◆ **WHAT IS ASKED**: Filter the records below and copy every line containing the word "thawed".

(Stored entries)
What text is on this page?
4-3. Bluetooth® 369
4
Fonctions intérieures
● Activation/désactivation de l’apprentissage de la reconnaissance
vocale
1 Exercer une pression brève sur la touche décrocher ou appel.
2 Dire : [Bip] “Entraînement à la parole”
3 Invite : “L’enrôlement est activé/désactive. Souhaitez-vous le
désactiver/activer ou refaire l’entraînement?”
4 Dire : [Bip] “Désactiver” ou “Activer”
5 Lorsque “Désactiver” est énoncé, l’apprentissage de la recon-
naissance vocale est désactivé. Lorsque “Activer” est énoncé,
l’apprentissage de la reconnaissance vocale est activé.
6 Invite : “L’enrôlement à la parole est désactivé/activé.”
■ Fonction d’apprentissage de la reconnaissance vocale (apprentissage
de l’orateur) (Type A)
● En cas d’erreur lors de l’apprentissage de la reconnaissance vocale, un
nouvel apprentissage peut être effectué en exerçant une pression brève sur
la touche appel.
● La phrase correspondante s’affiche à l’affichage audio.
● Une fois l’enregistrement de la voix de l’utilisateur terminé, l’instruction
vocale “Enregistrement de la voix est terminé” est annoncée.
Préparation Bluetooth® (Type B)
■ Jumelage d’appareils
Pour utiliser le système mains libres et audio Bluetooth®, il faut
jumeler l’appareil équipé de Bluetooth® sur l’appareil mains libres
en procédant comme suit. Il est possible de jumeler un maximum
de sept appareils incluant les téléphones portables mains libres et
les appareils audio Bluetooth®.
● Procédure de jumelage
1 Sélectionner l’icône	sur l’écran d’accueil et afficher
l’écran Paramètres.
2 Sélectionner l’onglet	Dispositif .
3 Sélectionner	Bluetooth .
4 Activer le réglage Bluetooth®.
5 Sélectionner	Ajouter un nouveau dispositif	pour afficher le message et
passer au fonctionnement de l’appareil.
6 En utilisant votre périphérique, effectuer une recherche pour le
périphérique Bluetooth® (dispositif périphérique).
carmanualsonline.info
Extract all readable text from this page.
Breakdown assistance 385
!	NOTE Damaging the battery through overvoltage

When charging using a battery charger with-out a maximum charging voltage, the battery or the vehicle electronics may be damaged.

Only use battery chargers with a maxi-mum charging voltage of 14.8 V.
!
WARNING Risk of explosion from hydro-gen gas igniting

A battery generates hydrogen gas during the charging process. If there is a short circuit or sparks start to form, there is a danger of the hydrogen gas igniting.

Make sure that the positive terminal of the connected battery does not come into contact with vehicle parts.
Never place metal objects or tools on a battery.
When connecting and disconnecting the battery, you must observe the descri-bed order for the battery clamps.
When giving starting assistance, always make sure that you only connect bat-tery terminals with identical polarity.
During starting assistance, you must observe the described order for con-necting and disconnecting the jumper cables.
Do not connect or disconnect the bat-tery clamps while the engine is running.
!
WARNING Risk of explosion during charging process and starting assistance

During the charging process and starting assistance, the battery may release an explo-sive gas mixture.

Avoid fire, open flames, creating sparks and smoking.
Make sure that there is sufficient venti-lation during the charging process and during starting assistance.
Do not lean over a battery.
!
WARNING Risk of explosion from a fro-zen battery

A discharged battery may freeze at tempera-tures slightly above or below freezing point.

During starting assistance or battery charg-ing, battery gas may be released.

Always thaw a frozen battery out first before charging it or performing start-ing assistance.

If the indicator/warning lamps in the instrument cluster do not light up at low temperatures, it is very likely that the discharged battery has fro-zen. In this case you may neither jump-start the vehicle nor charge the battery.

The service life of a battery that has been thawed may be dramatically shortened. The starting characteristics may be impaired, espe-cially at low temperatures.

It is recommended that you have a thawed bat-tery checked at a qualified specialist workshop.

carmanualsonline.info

◆ **ANSWER BELOW**:
The service life of a battery that has been thawed may be dramatically shortened. The starting characteristics may be impaired, espe-cially at low temperatures.
It is recommended that you have a thawed bat-tery checked at a qualified specialist workshop.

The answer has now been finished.